• **TASK TO COMPLETE**
Restate the whole listing exactly.

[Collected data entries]
========
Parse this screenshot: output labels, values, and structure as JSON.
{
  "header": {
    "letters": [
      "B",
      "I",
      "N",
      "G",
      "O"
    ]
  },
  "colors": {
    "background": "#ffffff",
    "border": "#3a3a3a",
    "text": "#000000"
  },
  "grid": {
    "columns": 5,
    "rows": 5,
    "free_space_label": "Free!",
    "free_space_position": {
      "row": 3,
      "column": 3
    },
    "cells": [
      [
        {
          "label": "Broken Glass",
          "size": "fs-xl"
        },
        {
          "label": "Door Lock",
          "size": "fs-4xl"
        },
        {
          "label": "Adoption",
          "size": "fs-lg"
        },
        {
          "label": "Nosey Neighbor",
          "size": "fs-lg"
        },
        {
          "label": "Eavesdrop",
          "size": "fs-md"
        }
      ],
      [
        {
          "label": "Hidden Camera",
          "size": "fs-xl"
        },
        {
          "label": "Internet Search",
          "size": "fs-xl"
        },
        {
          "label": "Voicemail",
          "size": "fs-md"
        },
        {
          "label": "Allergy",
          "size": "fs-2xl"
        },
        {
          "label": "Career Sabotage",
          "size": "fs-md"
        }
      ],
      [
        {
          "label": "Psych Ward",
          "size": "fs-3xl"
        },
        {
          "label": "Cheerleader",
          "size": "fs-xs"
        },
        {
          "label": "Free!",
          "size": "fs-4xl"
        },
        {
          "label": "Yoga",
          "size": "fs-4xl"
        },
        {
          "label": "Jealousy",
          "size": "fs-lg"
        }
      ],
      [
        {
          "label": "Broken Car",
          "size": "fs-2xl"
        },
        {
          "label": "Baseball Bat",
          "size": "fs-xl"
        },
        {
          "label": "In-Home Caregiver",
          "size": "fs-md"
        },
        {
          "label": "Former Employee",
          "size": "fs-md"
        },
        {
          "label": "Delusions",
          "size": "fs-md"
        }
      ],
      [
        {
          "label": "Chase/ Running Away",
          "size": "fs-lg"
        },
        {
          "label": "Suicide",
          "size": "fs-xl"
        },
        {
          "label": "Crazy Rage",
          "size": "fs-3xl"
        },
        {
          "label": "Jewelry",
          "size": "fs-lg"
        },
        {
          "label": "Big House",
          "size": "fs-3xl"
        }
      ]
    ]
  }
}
========
• **REPLY TO THE TASK**
Parse this screenshot: output labels, values, and structure as JSON.
{
  "header": {
    "letters": [
      "B",
      "I",
      "N",
      "G",
      "O"
    ]
  },
  "colors": {
    "background": "#ffffff",
    "border": "#3a3a3a",
    "text": "#000000"
  },
  "grid": {
    "columns": 5,
    "rows": 5,
    "free_space_label": "Free!",
    "free_space_position": {
      "row": 3,
      "column": 3
    },
    "cells": [
      [
        {
          "label": "Broken Glass",
          "size": "fs-xl"
        },
        {
          "label": "Door Lock",
          "size": "fs-4xl"
        },
        {
          "label": "Adoption",
          "size": "fs-lg"
        },
        {
          "label": "Nosey Neighbor",
          "size": "fs-lg"
        },
        {
          "label": "Eavesdrop",
          "size": "fs-md"
        }
      ],
      [
        {
          "label": "Hidden Camera",
          "size": "fs-xl"
        },
        {
          "label": "Internet Search",
          "size": "fs-xl"
        },
        {
          "label": "Voicemail",
          "size": "fs-md"
        },
        {
          "label": "Allergy",
          "size": "fs-2xl"
        },
        {
          "label": "Career Sabotage",
          "size": "fs-md"
        }
      ],
      [
        {
          "label": "Psych Ward",
          "size": "fs-3xl"
        },
        {
          "label": "Cheerleader",
          "size": "fs-xs"
        },
        {
          "label": "Free!",
          "size": "fs-4xl"
        },
        {
          "label": "Yoga",
          "size": "fs-4xl"
        },
        {
          "label": "Jealousy",
          "size": "fs-lg"
        }
      ],
      [
        {
          "label": "Broken Car",
          "size": "fs-2xl"
        },
        {
          "label": "Baseball Bat",
          "size": "fs-xl"
        },
        {
          "label": "In-Home Caregiver",
          "size": "fs-md"
        },
        {
          "label": "Former Employee",
          "size": "fs-md"
        },
        {
          "label": "Delusions",
          "size": "fs-md"
        }
      ],
      [
        {
          "label": "Chase/ Running Away",
          "size": "fs-lg"
        },
        {
          "label": "Suicide",
          "size": "fs-xl"
        },
        {
          "label": "Crazy Rage",
          "size": "fs-3xl"
        },
        {
          "label": "Jewelry",
          "size": "fs-lg"
        },
        {
          "label": "Big House",
          "size": "fs-3xl"
        }
      ]
    ]
  }
}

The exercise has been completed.